(Data listing)

┌──

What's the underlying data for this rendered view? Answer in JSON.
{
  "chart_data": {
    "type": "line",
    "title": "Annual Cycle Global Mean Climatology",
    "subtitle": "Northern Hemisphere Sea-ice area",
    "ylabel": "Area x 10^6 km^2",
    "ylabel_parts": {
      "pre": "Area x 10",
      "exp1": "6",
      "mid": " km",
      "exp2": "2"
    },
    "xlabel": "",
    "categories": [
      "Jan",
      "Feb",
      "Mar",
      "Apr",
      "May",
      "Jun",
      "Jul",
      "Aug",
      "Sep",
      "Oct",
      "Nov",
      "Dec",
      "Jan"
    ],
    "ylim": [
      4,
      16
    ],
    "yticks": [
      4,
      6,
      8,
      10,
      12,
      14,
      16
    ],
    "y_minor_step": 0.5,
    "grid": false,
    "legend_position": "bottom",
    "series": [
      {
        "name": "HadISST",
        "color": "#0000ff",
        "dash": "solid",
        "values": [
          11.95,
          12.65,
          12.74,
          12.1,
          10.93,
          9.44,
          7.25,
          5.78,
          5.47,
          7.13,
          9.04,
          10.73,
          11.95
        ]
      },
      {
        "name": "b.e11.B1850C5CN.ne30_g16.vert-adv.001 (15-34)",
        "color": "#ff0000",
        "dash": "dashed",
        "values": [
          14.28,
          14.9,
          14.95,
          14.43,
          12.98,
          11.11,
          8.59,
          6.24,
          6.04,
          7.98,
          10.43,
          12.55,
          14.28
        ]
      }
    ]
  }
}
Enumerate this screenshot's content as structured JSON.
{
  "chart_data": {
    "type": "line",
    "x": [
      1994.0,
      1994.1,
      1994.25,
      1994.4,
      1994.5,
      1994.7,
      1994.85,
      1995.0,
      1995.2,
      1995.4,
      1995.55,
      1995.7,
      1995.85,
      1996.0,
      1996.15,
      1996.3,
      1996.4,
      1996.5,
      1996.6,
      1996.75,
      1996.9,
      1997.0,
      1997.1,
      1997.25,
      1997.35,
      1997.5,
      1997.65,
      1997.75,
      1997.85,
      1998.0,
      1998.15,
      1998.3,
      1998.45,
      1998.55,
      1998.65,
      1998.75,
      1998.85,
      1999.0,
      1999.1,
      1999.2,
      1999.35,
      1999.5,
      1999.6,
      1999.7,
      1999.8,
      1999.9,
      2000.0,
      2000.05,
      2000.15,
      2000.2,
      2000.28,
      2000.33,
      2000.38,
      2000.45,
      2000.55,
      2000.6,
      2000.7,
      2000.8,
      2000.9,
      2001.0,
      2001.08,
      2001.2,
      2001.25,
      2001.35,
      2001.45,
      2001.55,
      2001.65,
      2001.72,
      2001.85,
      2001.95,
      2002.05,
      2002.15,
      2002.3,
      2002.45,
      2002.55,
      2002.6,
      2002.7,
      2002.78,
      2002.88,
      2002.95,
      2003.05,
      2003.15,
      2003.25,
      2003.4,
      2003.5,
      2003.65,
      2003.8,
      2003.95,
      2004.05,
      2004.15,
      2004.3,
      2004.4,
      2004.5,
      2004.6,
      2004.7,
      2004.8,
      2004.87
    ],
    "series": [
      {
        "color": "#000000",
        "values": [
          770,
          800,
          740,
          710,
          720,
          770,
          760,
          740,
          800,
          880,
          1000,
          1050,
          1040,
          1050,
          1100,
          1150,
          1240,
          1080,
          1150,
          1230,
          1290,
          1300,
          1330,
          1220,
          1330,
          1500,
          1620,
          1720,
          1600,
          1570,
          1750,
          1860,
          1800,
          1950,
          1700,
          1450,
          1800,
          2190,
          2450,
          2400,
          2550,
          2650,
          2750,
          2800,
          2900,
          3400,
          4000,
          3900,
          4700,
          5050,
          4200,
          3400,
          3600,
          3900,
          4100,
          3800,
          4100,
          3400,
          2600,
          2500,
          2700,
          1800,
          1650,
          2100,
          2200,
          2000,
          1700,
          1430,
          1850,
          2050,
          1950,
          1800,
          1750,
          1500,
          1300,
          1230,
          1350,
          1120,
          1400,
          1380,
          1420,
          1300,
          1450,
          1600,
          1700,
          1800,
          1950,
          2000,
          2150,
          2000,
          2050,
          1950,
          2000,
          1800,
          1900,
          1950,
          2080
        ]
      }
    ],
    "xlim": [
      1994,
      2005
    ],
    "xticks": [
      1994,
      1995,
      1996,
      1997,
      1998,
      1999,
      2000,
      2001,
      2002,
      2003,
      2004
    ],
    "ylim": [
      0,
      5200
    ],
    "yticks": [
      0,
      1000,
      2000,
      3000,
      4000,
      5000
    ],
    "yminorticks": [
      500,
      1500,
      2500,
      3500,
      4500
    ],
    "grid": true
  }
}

└──

» **Your objective**
Figure out how many lines above include the string "color", then report that number and nothing else.

» **Solved exercise**
3